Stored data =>
---

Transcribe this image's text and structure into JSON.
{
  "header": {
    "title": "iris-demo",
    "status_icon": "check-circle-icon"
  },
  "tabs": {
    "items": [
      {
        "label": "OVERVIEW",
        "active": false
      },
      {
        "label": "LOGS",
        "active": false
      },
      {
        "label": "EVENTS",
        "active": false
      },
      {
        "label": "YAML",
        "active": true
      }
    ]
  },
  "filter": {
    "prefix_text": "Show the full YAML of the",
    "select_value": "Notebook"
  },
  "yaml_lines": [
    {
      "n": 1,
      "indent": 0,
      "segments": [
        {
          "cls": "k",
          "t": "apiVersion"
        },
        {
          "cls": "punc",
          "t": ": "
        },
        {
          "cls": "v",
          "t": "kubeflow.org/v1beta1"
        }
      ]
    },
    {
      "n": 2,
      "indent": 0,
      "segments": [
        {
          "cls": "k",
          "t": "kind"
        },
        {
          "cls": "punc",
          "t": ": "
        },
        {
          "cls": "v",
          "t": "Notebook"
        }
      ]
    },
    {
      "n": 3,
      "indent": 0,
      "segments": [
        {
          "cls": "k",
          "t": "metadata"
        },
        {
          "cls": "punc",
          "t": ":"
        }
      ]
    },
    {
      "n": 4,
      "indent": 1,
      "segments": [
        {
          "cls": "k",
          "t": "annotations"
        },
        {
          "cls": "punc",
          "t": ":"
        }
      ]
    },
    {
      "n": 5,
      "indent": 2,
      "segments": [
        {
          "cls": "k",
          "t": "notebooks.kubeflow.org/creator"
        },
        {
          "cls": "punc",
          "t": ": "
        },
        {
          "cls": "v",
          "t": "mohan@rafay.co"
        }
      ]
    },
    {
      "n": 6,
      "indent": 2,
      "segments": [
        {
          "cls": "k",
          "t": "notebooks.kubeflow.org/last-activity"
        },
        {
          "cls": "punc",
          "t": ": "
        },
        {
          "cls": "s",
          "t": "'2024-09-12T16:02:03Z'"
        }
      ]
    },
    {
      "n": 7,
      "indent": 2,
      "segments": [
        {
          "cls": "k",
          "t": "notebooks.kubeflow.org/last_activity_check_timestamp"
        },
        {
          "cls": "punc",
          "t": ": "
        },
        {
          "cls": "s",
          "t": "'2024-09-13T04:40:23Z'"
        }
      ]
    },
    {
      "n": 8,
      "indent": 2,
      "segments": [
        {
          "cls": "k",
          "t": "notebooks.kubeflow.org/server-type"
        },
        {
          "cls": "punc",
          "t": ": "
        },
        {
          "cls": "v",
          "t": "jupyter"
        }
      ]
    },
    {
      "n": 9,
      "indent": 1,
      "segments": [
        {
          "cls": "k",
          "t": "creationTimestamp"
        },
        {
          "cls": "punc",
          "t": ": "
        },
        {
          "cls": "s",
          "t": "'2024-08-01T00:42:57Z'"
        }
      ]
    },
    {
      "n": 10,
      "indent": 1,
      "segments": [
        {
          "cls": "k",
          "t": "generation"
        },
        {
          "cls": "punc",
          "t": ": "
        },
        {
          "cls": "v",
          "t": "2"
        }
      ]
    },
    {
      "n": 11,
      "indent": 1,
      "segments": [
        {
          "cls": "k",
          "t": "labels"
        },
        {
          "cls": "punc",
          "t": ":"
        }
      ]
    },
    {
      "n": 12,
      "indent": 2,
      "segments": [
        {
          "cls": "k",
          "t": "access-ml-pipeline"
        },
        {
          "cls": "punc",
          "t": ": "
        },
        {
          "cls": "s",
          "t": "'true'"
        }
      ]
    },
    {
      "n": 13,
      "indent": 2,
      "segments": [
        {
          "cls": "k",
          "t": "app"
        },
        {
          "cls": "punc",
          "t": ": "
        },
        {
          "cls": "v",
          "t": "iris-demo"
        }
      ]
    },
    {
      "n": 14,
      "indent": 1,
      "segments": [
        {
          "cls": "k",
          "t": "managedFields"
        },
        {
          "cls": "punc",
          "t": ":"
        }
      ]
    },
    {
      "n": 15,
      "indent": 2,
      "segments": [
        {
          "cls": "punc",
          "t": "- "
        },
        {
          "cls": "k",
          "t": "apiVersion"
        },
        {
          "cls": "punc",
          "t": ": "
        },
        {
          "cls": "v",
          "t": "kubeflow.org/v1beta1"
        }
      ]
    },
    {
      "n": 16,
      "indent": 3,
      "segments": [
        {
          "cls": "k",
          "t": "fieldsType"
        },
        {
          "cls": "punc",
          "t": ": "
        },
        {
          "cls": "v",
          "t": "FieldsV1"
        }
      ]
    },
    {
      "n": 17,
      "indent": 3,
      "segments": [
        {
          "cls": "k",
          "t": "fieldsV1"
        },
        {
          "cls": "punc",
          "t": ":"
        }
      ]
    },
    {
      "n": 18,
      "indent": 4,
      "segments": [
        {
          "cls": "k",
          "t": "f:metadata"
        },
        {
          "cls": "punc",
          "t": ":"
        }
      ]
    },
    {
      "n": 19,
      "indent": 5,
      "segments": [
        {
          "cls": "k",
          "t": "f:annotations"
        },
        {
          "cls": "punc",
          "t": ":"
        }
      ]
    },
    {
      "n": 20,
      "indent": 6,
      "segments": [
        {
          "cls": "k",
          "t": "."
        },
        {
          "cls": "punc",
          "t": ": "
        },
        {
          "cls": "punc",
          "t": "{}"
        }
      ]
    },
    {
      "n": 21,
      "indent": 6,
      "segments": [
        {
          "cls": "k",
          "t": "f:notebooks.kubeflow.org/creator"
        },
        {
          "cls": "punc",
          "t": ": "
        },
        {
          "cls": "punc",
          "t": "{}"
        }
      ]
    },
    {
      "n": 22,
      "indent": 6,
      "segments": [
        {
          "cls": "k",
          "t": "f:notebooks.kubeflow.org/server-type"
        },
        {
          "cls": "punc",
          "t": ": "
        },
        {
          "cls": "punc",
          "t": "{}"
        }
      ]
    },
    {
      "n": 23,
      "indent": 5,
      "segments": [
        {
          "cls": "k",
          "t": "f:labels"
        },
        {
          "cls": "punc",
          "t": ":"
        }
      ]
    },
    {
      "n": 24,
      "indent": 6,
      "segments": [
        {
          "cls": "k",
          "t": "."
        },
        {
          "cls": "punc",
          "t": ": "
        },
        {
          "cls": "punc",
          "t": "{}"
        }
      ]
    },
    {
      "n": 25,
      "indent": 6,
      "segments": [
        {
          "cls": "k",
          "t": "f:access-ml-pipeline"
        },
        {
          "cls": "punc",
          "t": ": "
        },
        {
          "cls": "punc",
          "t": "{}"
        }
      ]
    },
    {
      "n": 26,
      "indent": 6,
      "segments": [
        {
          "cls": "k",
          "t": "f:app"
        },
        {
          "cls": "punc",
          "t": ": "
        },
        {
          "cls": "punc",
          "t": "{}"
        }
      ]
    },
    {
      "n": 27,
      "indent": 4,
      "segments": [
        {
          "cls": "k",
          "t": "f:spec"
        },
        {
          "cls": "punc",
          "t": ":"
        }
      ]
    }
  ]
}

---

Copy each line above that contains the word "server".

Solution below =>
          "t": "notebooks.kubeflow.org/server-type"
          "t": "f:notebooks.kubeflow.org/server-type"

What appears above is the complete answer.